Please duplicate, word for word, the stretch of the message on large file support from "From: Linda Walsh" through "of disk data.".

→ DOCUMENT PASSAGE:

········

RE: Large File support and blocks.

From: Linda Walsh (law@sgi.com)
Date: Fri Sep 01 2000 - 02:09:23 EST


Perhaps an "easy" way to go would be to convert block numbers to
type "block_nr_t", then one could measure the difference that 10's of
nanoseconds make against seeks and reads of disk data.

Obviously the effect would be greater on ramdisks, but on computers with
equivalent generation hard disks we might be talking something non-measurable
or at least down in the noise level. Even transfers of 512 bytes of
data from a buffer to user space is going to take significantly more cycles.

If the change became as simple as changing a typedef in a file, then you
could even allow a user to choose to allow "very large files" -- compiling
with long long when turned on, or simple ints when turned off -- if that
was seen as a necessity -- but I'd still lean toward it not being noticable.

········

→ INFORMATION GIVEN:
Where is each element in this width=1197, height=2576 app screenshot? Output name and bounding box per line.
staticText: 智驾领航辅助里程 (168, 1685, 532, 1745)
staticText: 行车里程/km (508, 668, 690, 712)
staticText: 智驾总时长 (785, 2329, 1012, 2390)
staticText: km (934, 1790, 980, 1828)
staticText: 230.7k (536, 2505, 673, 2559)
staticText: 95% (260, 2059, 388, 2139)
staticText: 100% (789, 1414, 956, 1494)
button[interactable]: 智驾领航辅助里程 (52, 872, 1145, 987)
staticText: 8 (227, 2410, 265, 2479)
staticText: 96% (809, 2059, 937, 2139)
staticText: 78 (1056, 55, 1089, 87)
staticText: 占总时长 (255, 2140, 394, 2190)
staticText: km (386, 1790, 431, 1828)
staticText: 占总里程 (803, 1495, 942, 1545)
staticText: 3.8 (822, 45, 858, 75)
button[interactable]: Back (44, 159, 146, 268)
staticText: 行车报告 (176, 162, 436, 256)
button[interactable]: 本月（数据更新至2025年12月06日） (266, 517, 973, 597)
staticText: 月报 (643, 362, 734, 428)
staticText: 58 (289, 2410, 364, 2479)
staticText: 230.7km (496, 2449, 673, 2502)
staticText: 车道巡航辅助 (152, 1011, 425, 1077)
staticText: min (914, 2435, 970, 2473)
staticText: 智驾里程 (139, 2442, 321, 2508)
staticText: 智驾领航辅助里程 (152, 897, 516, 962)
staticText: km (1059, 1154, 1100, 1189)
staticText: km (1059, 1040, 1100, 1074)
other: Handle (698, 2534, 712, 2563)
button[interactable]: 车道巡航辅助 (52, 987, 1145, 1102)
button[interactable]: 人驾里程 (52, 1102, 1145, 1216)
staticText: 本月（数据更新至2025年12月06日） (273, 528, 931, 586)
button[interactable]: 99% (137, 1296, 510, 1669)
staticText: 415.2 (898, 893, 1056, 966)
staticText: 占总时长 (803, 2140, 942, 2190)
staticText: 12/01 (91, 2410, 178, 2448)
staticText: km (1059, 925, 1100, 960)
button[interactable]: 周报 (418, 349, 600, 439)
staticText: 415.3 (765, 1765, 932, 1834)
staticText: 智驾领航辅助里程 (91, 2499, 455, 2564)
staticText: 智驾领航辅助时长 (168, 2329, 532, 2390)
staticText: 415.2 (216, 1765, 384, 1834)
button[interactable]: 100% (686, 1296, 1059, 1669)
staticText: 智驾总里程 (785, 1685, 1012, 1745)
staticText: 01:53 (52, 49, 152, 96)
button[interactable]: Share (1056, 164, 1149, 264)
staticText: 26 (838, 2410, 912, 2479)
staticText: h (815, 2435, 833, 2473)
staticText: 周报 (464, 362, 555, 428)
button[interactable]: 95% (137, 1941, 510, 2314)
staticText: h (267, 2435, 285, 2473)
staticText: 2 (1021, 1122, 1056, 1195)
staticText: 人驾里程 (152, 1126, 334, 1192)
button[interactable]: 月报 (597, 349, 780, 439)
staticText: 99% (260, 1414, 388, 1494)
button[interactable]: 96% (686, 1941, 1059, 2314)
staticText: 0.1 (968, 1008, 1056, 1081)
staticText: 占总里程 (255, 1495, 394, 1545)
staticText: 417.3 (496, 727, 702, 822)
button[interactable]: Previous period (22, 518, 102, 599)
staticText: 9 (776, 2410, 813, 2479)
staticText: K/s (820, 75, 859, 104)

········

→ OUTPUT FOR THIS EXERCISE:
From: Linda Walsh (law@sgi.com)
Date: Fri Sep 01 2000 - 02:09:23 EST


Perhaps an "easy" way to go would be to convert block numbers to
type "block_nr_t", then one could measure the difference that 10's of
nanoseconds make against seeks and reads of disk data.